(Stored data)
■ ■ ■ ■
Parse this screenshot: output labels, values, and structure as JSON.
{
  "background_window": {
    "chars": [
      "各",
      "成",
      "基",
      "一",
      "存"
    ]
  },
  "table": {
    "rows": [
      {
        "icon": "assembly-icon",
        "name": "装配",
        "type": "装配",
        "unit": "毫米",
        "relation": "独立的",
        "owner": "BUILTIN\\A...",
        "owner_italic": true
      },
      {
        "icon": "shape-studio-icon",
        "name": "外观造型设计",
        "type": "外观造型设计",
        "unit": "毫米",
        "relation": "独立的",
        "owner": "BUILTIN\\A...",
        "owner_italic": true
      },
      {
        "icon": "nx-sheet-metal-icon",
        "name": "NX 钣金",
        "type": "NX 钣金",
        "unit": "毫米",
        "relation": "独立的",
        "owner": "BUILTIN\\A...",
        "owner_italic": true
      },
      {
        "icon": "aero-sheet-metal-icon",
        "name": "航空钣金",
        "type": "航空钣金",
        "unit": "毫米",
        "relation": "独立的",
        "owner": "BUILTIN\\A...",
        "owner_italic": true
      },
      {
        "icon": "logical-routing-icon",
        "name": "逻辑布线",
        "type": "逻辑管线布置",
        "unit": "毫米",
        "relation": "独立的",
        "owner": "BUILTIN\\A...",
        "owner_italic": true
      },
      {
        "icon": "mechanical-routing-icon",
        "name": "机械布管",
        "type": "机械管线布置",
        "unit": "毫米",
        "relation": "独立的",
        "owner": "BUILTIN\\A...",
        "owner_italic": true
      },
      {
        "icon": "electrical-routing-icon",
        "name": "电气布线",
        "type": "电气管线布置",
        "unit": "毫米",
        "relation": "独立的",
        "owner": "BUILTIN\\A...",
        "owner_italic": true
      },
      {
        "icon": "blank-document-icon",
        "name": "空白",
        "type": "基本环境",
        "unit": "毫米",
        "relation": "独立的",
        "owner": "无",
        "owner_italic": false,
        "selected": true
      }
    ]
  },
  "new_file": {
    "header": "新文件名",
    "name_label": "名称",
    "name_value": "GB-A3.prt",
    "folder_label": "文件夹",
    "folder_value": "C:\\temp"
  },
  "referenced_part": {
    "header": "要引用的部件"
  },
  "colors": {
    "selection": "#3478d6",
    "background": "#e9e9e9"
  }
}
■ ■ ■ ■
**The exercise**
Go through the records and print each one exactly.

**Response to the exercise**
Parse this screenshot: output labels, values, and structure as JSON.
{
  "background_window": {
    "chars": [
      "各",
      "成",
      "基",
      "一",
      "存"
    ]
  },
  "table": {
    "rows": [
      {
        "icon": "assembly-icon",
        "name": "装配",
        "type": "装配",
        "unit": "毫米",
        "relation": "独立的",
        "owner": "BUILTIN\\A...",
        "owner_italic": true
      },
      {
        "icon": "shape-studio-icon",
        "name": "外观造型设计",
        "type": "外观造型设计",
        "unit": "毫米",
        "relation": "独立的",
        "owner": "BUILTIN\\A...",
        "owner_italic": true
      },
      {
        "icon": "nx-sheet-metal-icon",
        "name": "NX 钣金",
        "type": "NX 钣金",
        "unit": "毫米",
        "relation": "独立的",
        "owner": "BUILTIN\\A...",
        "owner_italic": true
      },
      {
        "icon": "aero-sheet-metal-icon",
        "name": "航空钣金",
        "type": "航空钣金",
        "unit": "毫米",
        "relation": "独立的",
        "owner": "BUILTIN\\A...",
        "owner_italic": true
      },
      {
        "icon": "logical-routing-icon",
        "name": "逻辑布线",
        "type": "逻辑管线布置",
        "unit": "毫米",
        "relation": "独立的",
        "owner": "BUILTIN\\A...",
        "owner_italic": true
      },
      {
        "icon": "mechanical-routing-icon",
        "name": "机械布管",
        "type": "机械管线布置",
        "unit": "毫米",
        "relation": "独立的",
        "owner": "BUILTIN\\A...",
        "owner_italic": true
      },
      {
        "icon": "electrical-routing-icon",
        "name": "电气布线",
        "type": "电气管线布置",
        "unit": "毫米",
        "relation": "独立的",
        "owner": "BUILTIN\\A...",
        "owner_italic": true
      },
      {
        "icon": "blank-document-icon",
        "name": "空白",
        "type": "基本环境",
        "unit": "毫米",
        "relation": "独立的",
        "owner": "无",
        "owner_italic": false,
        "selected": true
      }
    ]
  },
  "new_file": {
    "header": "新文件名",
    "name_label": "名称",
    "name_value": "GB-A3.prt",
    "folder_label": "文件夹",
    "folder_value": "C:\\temp"
  },
  "referenced_part": {
    "header": "要引用的部件"
  },
  "colors": {
    "selection": "#3478d6",
    "background": "#e9e9e9"
  }
}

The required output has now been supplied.